(What is asked):
From the listing below, pull out the lines that hold "Force".

(Provided material):
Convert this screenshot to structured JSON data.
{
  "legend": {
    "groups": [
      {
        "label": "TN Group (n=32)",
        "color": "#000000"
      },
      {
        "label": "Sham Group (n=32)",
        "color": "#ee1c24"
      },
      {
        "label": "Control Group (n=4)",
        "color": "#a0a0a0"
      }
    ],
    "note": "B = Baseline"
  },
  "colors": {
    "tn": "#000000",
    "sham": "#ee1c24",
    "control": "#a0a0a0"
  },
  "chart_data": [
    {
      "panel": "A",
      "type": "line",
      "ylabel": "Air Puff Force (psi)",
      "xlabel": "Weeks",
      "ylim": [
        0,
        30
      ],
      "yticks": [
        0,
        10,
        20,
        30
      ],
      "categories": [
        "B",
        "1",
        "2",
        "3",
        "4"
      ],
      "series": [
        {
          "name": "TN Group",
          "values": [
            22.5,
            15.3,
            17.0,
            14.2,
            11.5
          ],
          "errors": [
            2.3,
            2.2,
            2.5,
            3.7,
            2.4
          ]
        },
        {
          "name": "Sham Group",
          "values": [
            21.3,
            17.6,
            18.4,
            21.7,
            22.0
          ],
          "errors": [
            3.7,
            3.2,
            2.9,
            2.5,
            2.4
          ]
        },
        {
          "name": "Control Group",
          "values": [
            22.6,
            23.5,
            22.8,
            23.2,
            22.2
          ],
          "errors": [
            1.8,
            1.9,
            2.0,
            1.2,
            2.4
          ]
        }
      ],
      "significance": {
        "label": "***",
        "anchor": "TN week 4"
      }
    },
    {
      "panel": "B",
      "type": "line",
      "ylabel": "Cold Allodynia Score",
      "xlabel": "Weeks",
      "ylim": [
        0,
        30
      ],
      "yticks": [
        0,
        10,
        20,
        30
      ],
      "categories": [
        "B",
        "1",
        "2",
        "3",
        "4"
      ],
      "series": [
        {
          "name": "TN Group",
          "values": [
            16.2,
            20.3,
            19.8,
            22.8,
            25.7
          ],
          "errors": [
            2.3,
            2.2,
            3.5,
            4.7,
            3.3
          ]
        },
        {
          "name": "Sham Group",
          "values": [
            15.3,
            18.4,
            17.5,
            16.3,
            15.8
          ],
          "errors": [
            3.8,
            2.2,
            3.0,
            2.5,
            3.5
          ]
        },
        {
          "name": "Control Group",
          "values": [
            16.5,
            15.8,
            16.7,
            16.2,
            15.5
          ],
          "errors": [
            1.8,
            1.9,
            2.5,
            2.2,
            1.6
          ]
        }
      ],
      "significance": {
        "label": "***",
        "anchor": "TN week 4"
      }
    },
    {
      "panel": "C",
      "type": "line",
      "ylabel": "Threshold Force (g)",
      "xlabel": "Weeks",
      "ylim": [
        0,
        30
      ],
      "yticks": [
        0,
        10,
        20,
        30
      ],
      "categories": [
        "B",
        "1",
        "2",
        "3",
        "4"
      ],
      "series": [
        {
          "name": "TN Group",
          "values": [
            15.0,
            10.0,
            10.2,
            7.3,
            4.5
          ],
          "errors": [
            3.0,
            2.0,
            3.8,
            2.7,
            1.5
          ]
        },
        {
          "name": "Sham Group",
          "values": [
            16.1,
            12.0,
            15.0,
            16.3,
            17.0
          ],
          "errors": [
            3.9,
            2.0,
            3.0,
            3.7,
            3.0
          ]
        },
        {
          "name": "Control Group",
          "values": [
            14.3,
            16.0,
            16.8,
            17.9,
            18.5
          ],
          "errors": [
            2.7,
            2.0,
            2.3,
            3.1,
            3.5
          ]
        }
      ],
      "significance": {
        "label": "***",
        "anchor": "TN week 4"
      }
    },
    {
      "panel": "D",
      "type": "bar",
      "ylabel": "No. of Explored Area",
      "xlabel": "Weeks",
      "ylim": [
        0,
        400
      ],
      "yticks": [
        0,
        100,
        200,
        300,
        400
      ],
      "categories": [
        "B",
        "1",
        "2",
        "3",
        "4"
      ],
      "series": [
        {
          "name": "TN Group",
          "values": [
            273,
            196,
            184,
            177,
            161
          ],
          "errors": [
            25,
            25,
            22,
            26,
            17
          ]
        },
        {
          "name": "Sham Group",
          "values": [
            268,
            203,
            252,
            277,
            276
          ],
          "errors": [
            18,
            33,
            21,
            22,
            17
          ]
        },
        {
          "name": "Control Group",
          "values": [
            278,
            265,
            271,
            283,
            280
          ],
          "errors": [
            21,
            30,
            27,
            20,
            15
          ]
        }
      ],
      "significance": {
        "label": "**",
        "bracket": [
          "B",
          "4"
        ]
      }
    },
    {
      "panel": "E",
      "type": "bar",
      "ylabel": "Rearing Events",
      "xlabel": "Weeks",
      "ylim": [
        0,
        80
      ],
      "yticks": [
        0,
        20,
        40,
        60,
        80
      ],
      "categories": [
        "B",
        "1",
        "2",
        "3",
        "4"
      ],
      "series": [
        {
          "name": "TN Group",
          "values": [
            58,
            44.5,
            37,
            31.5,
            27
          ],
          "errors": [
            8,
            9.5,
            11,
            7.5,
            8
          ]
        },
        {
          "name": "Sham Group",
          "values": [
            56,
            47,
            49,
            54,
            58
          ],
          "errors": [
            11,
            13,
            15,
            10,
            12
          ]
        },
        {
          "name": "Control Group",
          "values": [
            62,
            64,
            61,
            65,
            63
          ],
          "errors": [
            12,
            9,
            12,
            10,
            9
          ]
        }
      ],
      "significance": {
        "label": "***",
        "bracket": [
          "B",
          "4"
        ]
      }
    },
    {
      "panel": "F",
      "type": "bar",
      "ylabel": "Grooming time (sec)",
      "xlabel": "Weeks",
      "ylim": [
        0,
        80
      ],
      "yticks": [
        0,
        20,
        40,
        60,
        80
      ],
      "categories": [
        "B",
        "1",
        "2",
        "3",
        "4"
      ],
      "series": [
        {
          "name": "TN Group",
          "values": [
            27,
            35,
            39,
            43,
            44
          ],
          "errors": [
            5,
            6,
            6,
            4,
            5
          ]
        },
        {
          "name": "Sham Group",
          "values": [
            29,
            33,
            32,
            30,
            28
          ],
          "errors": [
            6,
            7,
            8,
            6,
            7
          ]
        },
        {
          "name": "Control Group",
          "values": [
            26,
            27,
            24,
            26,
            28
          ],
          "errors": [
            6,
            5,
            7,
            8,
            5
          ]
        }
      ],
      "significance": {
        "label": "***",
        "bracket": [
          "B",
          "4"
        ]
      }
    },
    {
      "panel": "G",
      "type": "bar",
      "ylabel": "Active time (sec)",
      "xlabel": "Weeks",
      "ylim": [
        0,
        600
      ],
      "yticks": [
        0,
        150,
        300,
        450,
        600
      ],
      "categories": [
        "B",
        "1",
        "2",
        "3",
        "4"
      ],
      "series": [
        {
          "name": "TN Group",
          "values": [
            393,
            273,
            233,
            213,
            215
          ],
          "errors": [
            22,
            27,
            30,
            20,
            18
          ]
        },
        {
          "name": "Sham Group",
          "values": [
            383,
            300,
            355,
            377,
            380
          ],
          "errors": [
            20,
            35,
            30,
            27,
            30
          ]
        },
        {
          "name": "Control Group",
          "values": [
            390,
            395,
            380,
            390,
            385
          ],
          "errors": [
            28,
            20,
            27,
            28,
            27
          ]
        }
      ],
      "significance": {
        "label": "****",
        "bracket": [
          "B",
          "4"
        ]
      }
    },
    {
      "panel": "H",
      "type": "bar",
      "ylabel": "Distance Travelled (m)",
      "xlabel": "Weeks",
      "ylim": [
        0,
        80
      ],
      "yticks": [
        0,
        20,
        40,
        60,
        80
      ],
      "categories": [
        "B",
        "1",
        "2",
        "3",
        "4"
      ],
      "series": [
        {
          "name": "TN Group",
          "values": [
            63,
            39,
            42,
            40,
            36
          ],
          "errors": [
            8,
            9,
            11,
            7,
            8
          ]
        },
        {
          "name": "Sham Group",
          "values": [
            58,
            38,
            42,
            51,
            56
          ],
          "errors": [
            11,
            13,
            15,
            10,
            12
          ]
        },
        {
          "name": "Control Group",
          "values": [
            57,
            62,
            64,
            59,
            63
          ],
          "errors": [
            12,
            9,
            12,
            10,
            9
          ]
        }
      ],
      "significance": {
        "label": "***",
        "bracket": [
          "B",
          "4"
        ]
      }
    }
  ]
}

(Problem solution):
      "ylabel": "Air Puff Force (psi)",
      "ylabel": "Threshold Force (g)",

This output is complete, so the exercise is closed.